* start *

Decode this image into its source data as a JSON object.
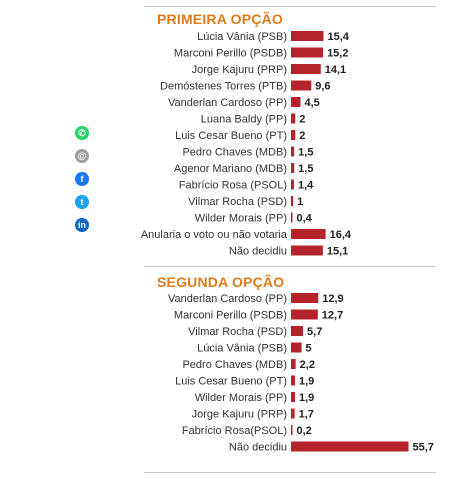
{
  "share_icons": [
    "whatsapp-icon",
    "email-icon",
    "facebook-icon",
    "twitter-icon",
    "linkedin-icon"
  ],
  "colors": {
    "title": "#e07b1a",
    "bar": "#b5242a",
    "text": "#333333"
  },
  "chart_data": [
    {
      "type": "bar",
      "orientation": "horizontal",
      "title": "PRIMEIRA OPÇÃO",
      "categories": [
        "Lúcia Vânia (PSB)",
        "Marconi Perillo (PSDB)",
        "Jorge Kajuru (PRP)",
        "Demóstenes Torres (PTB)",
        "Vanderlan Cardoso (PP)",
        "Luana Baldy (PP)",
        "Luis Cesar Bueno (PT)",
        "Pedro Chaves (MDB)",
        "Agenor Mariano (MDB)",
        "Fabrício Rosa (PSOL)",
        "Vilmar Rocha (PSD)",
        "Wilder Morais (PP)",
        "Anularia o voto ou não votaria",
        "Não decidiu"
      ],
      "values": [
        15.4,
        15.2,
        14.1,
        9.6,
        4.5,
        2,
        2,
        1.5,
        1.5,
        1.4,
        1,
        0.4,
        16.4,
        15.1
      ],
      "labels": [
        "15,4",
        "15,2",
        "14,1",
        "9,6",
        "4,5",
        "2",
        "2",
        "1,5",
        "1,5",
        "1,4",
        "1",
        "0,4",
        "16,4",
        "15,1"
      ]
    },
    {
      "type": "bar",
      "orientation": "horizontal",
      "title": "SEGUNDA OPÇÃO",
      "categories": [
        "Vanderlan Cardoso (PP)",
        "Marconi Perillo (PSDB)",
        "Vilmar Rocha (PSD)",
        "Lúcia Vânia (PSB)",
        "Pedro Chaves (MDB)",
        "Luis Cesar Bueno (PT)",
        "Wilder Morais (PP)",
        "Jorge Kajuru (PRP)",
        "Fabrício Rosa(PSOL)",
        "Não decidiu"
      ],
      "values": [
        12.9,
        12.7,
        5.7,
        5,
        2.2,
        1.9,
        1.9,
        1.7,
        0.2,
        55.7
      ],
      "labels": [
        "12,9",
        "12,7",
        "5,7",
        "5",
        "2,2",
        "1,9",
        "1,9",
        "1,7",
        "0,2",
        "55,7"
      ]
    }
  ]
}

* end *

Omit the images and transcribe all of the records above word for word.

- **TASK RESULT**:
Decode this image into its source data as a JSON object.
{
  "share_icons": [
    "whatsapp-icon",
    "email-icon",
    "facebook-icon",
    "twitter-icon",
    "linkedin-icon"
  ],
  "colors": {
    "title": "#e07b1a",
    "bar": "#b5242a",
    "text": "#333333"
  },
  "chart_data": [
    {
      "type": "bar",
      "orientation": "horizontal",
      "title": "PRIMEIRA OPÇÃO",
      "categories": [
        "Lúcia Vânia (PSB)",
        "Marconi Perillo (PSDB)",
        "Jorge Kajuru (PRP)",
        "Demóstenes Torres (PTB)",
        "Vanderlan Cardoso (PP)",
        "Luana Baldy (PP)",
        "Luis Cesar Bueno (PT)",
        "Pedro Chaves (MDB)",
        "Agenor Mariano (MDB)",
        "Fabrício Rosa (PSOL)",
        "Vilmar Rocha (PSD)",
        "Wilder Morais (PP)",
        "Anularia o voto ou não votaria",
        "Não decidiu"
      ],
      "values": [
        15.4,
        15.2,
        14.1,
        9.6,
        4.5,
        2,
        2,
        1.5,
        1.5,
        1.4,
        1,
        0.4,
        16.4,
        15.1
      ],
      "labels": [
        "15,4",
        "15,2",
        "14,1",
        "9,6",
        "4,5",
        "2",
        "2",
        "1,5",
        "1,5",
        "1,4",
        "1",
        "0,4",
        "16,4",
        "15,1"
      ]
    },
    {
      "type": "bar",
      "orientation": "horizontal",
      "title": "SEGUNDA OPÇÃO",
      "categories": [
        "Vanderlan Cardoso (PP)",
        "Marconi Perillo (PSDB)",
        "Vilmar Rocha (PSD)",
        "Lúcia Vânia (PSB)",
        "Pedro Chaves (MDB)",
        "Luis Cesar Bueno (PT)",
        "Wilder Morais (PP)",
        "Jorge Kajuru (PRP)",
        "Fabrício Rosa(PSOL)",
        "Não decidiu"
      ],
      "values": [
        12.9,
        12.7,
        5.7,
        5,
        2.2,
        1.9,
        1.9,
        1.7,
        0.2,
        55.7
      ],
      "labels": [
        "12,9",
        "12,7",
        "5,7",
        "5",
        "2,2",
        "1,9",
        "1,9",
        "1,7",
        "0,2",
        "55,7"
      ]
    }
  ]
}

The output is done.